All of the listing below must be repeated word for word. Pictures are the only thing to omit.

Extracted information —
◆ ◆ ◆ ◆
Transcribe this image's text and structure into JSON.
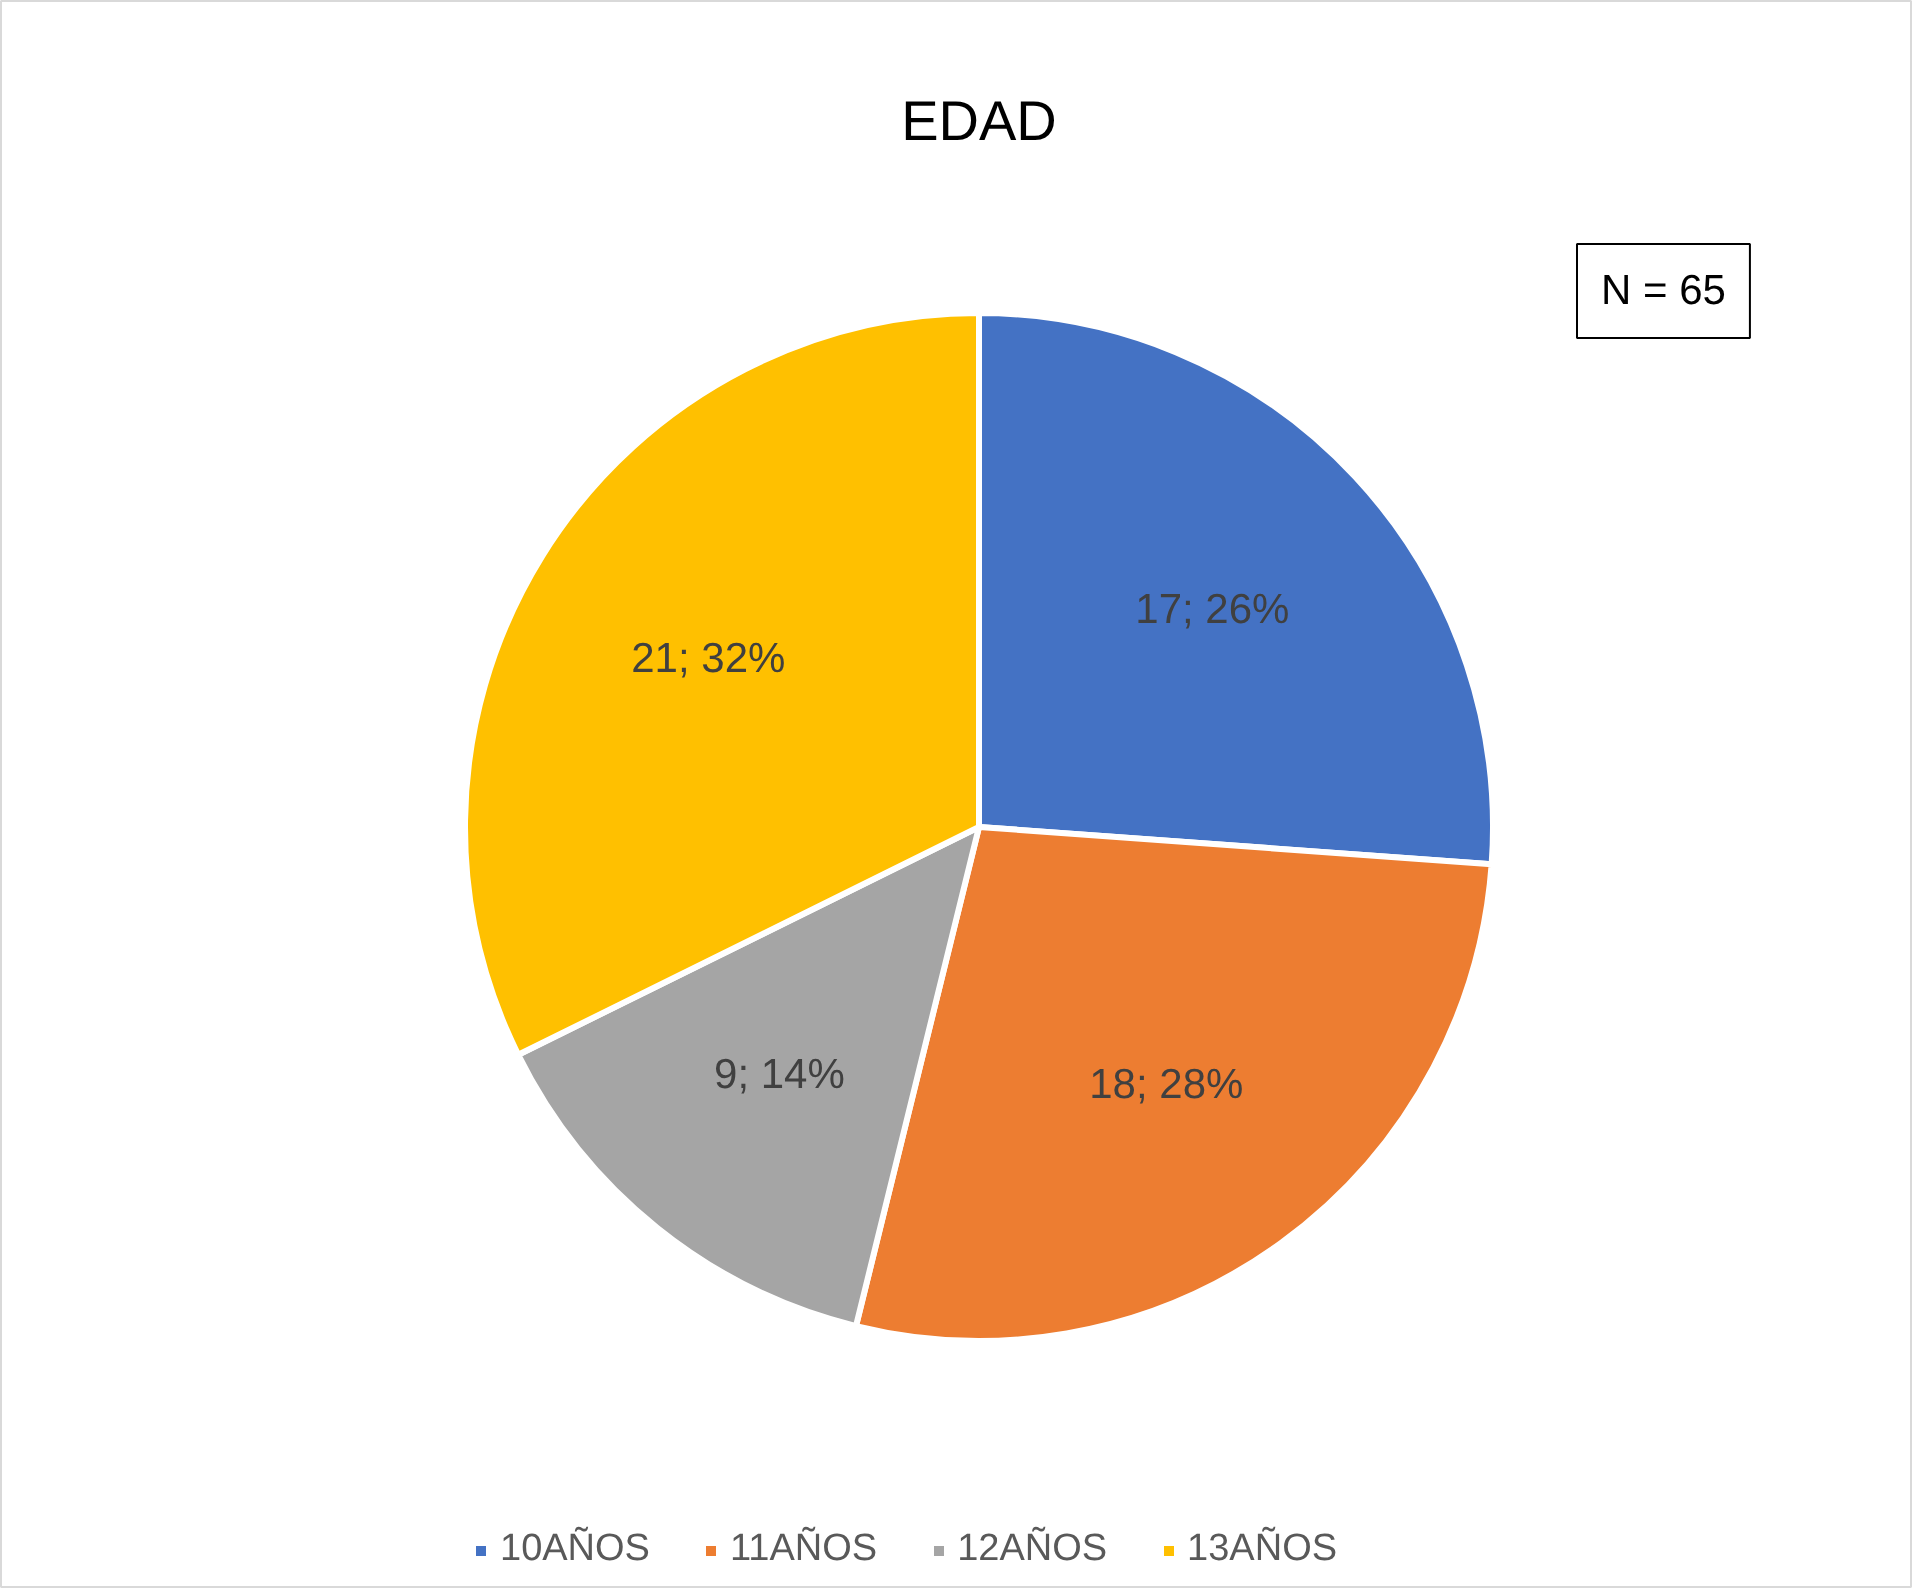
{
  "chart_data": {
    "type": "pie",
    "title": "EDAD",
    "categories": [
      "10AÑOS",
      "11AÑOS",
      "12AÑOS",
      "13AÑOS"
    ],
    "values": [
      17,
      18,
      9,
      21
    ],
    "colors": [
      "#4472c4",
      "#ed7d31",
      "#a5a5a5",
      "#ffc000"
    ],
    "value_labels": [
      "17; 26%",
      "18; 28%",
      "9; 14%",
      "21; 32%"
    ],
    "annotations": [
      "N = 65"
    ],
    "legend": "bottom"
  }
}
◆ ◆ ◆ ◆
Task result —
Transcribe this image's text and structure into JSON.
{
  "chart_data": {
    "type": "pie",
    "title": "EDAD",
    "categories": [
      "10AÑOS",
      "11AÑOS",
      "12AÑOS",
      "13AÑOS"
    ],
    "values": [
      17,
      18,
      9,
      21
    ],
    "colors": [
      "#4472c4",
      "#ed7d31",
      "#a5a5a5",
      "#ffc000"
    ],
    "value_labels": [
      "17; 26%",
      "18; 28%",
      "9; 14%",
      "21; 32%"
    ],
    "annotations": [
      "N = 65"
    ],
    "legend": "bottom"
  }
}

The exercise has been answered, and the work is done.